*Problem requirements*. For each line below that contains the string "кирпичная", copy that line.

• • • • • • •

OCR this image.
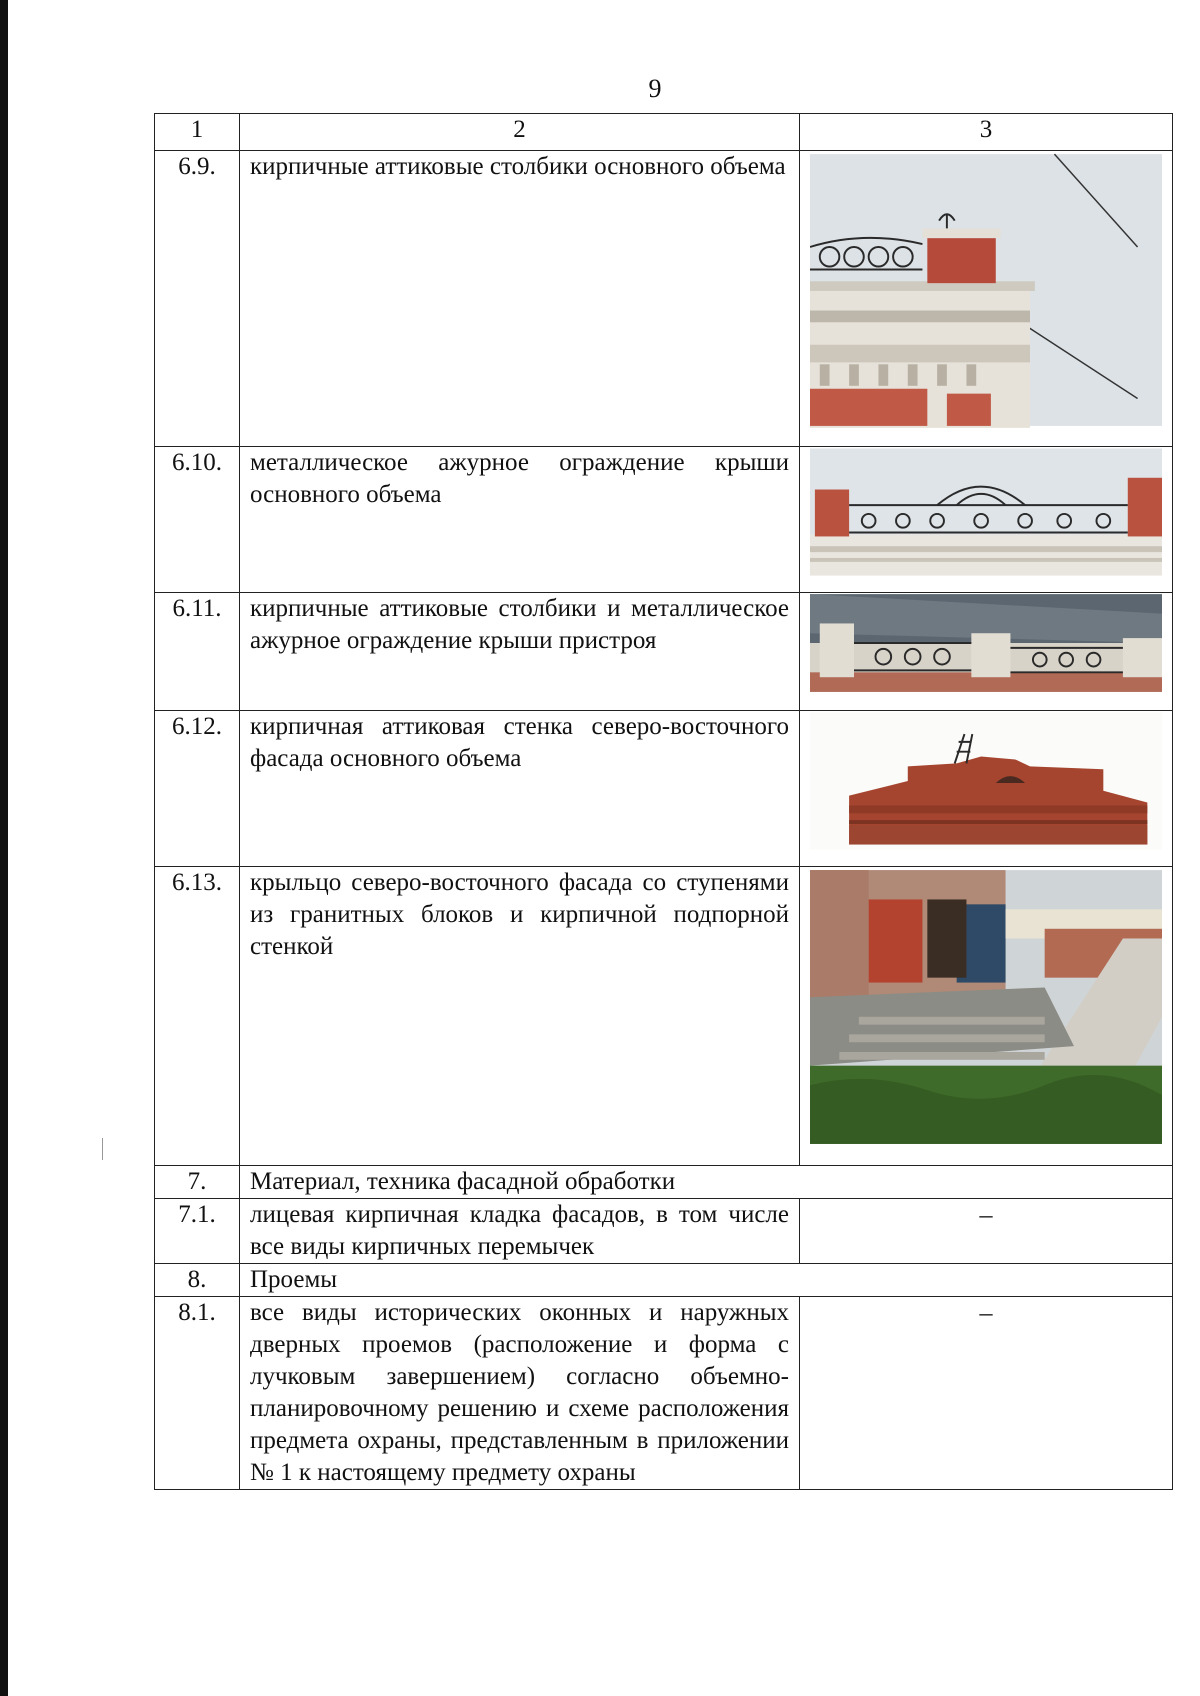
9
1	2	3
6.9.	кирпичные аттиковые столбики основного объема

6.10.	металлическое ажурное ограждение крыши основного объема

6.11.	кирпичные аттиковые столбики и металлическое ажурное ограждение крыши пристроя

6.12.	кирпичная аттиковая стенка северо-восточного фасада основного объема

6.13.	крыльцо северо-восточного фасада со ступенями из гранитных блоков и кирпичной подпорной стенкой

7.	Материал, техника фасадной обработки	
7.1.	лицевая кирпичная кладка фасадов, в том числе все виды кирпичных перемычек	–
8.	Проемы	
8.1.	все виды исторических оконных и наружных дверных проемов (расположение и форма с лучковым завершением) согласно объемно-планировочному решению и схеме расположения предмета охраны, представленным в приложении № 1 к настоящему предмету охраны	–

• • • • • • •

*Result of this task*.
6.12.	кирпичная аттиковая стенка северо-восточного фасада основного объема
7.1.	лицевая кирпичная кладка фасадов, в том числе все виды кирпичных перемычек	–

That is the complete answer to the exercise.